begin

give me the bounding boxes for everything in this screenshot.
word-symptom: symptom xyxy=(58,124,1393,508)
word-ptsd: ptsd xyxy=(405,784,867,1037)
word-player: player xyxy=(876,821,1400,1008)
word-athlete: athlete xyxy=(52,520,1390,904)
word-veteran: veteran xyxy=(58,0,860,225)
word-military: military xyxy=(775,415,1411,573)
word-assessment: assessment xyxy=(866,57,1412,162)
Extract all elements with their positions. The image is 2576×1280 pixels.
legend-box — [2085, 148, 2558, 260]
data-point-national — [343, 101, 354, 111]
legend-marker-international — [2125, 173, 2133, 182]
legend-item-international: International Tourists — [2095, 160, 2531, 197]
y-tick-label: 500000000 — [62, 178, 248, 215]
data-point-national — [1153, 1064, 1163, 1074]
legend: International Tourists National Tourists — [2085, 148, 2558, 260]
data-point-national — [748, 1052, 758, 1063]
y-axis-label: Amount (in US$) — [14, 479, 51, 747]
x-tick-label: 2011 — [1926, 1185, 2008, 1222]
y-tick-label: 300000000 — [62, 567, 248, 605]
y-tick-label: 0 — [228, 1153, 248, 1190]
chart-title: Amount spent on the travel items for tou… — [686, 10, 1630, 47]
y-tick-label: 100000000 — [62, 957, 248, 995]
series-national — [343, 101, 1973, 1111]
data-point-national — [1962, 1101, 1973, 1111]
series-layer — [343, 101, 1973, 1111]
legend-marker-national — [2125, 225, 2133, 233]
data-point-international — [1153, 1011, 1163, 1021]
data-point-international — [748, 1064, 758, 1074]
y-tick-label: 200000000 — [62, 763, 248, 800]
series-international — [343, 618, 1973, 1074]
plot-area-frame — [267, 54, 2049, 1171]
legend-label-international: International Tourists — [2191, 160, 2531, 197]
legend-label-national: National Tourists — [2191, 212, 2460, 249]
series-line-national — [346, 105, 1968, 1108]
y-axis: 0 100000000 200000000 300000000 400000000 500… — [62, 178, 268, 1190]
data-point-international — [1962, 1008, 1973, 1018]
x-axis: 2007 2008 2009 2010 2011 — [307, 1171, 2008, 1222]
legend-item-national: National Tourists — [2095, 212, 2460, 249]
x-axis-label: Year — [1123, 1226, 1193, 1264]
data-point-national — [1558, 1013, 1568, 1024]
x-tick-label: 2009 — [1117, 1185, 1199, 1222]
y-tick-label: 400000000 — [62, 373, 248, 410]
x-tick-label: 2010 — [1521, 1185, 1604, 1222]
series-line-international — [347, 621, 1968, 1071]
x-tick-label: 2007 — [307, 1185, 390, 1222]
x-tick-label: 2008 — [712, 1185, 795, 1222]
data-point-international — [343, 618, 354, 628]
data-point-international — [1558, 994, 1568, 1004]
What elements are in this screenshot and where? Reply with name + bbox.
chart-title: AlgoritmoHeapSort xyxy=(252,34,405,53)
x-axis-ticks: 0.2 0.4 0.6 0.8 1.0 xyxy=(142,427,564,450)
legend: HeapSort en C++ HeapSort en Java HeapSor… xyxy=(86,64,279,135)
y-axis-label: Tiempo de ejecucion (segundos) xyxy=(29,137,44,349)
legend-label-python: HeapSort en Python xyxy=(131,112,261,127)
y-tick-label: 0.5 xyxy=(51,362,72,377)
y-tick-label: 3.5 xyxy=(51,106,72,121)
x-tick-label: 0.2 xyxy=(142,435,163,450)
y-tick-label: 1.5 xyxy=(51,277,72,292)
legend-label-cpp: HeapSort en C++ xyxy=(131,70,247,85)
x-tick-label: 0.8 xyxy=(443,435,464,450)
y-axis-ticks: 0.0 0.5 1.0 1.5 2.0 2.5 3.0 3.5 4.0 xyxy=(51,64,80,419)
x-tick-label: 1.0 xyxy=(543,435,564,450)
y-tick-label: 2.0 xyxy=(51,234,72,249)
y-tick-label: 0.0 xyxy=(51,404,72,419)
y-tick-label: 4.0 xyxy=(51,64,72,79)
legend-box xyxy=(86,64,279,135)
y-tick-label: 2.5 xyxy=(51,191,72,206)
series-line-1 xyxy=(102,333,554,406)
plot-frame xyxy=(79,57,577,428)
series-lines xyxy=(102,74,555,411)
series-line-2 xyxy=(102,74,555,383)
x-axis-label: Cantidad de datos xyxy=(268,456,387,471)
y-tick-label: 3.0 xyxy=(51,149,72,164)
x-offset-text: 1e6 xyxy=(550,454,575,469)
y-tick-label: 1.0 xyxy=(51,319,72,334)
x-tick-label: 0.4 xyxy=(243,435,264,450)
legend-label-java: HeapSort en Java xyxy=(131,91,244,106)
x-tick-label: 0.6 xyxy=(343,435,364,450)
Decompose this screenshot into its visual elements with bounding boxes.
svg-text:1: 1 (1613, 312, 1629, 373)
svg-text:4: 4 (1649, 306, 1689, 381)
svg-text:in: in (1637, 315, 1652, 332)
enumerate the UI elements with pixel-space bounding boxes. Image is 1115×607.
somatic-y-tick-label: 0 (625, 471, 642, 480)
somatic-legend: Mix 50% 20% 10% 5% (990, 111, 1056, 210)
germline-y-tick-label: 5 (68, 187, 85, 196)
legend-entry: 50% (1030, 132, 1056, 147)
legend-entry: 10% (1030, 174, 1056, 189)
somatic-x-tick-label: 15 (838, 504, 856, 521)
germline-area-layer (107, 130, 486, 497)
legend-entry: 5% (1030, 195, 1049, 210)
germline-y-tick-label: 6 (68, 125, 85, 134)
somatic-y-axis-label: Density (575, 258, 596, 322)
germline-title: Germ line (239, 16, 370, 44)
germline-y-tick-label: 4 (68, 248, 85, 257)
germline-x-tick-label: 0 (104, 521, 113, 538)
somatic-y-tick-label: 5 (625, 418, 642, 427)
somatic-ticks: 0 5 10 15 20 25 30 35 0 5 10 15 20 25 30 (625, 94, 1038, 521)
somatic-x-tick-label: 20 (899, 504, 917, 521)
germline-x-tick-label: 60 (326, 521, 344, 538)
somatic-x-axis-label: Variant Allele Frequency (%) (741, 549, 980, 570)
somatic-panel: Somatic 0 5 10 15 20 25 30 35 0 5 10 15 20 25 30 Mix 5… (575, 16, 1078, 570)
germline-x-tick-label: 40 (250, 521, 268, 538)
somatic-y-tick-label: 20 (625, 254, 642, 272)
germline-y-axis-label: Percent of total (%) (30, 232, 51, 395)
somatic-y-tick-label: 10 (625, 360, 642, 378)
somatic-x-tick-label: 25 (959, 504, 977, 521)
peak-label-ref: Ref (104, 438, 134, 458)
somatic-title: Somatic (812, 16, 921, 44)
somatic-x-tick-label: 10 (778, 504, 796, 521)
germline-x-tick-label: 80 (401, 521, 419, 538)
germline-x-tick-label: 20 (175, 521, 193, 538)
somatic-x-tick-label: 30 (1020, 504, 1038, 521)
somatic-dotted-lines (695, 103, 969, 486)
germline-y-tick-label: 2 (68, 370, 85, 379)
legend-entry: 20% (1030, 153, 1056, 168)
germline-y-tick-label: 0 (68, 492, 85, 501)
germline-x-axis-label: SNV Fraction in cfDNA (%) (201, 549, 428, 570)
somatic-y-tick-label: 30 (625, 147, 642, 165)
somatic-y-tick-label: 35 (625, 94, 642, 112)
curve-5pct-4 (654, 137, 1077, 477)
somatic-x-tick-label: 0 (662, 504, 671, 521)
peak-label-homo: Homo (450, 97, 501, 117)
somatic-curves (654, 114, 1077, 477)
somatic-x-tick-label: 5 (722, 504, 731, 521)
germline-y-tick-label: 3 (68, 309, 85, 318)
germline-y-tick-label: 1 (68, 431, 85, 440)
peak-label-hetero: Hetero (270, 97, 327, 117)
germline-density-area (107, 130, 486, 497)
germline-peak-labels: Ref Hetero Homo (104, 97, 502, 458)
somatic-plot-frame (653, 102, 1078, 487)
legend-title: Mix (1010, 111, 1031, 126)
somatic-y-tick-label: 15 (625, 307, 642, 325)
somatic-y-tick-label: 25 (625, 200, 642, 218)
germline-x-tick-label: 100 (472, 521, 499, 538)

end

Count the lines above that contain the word "Homo" and give only the number.

§ THE RESPONSE
2